-- Available data start --

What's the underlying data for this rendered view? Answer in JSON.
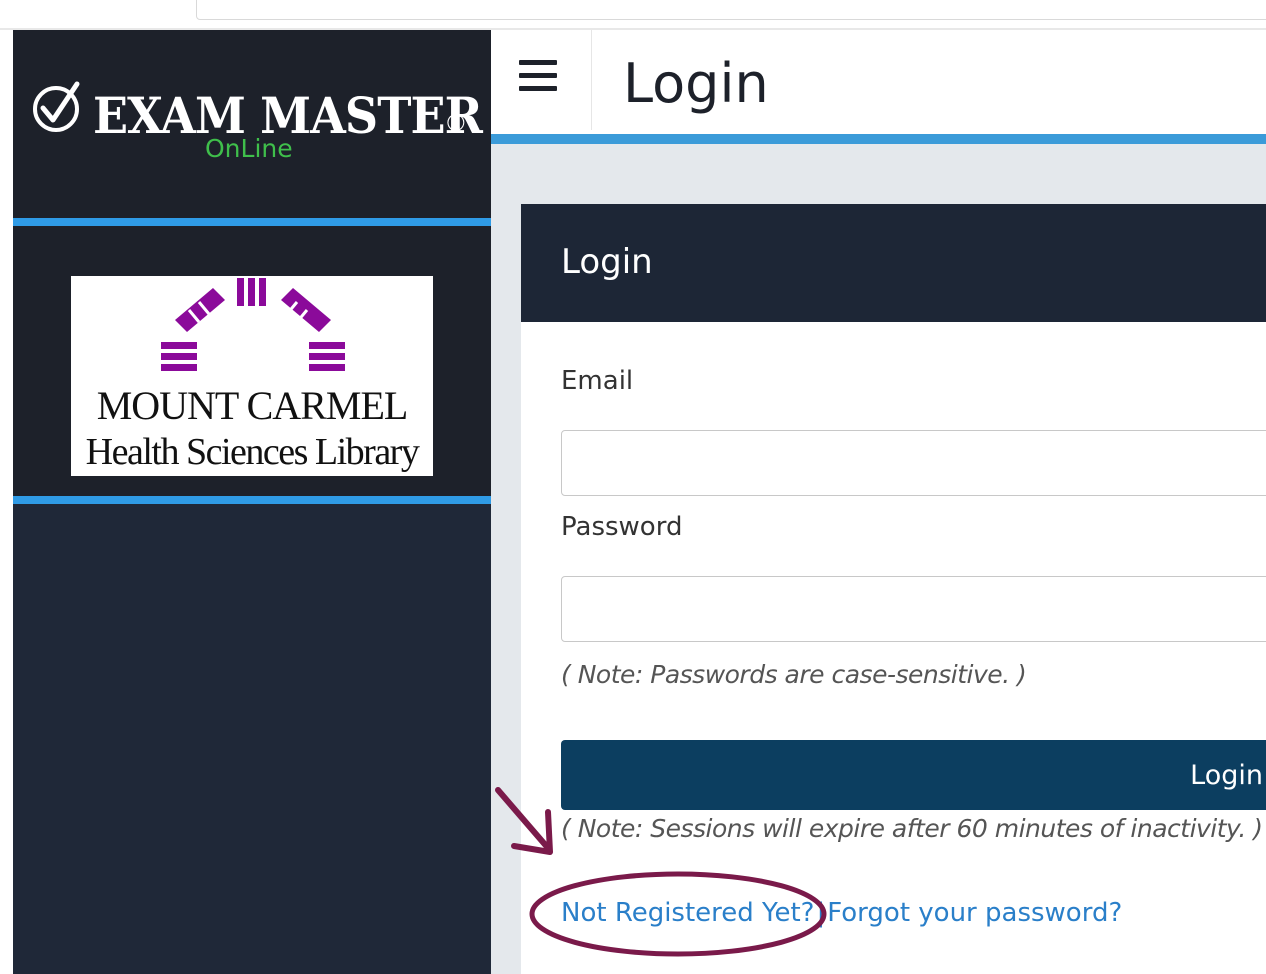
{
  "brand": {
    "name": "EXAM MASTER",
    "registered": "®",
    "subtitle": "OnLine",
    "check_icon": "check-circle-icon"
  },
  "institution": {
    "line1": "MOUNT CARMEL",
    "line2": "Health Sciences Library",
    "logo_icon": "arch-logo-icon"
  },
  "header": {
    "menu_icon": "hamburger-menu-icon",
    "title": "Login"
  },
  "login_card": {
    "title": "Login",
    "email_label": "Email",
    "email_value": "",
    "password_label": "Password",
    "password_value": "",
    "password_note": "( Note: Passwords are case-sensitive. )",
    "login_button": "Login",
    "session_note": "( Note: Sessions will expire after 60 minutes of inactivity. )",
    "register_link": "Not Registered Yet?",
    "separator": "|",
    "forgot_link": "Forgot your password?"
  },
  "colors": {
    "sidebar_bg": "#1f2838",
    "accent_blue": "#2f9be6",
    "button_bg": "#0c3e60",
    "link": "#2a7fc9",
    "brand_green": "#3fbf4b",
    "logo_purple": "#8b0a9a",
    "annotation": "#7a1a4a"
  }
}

-- Available data end --

**Exercise task:** Excluding the pictures, reproduce every entry exactly as given.

**Written response:**
What's the underlying data for this rendered view? Answer in JSON.
{
  "brand": {
    "name": "EXAM MASTER",
    "registered": "®",
    "subtitle": "OnLine",
    "check_icon": "check-circle-icon"
  },
  "institution": {
    "line1": "MOUNT CARMEL",
    "line2": "Health Sciences Library",
    "logo_icon": "arch-logo-icon"
  },
  "header": {
    "menu_icon": "hamburger-menu-icon",
    "title": "Login"
  },
  "login_card": {
    "title": "Login",
    "email_label": "Email",
    "email_value": "",
    "password_label": "Password",
    "password_value": "",
    "password_note": "( Note: Passwords are case-sensitive. )",
    "login_button": "Login",
    "session_note": "( Note: Sessions will expire after 60 minutes of inactivity. )",
    "register_link": "Not Registered Yet?",
    "separator": "|",
    "forgot_link": "Forgot your password?"
  },
  "colors": {
    "sidebar_bg": "#1f2838",
    "accent_blue": "#2f9be6",
    "button_bg": "#0c3e60",
    "link": "#2a7fc9",
    "brand_green": "#3fbf4b",
    "logo_purple": "#8b0a9a",
    "annotation": "#7a1a4a"
  }
}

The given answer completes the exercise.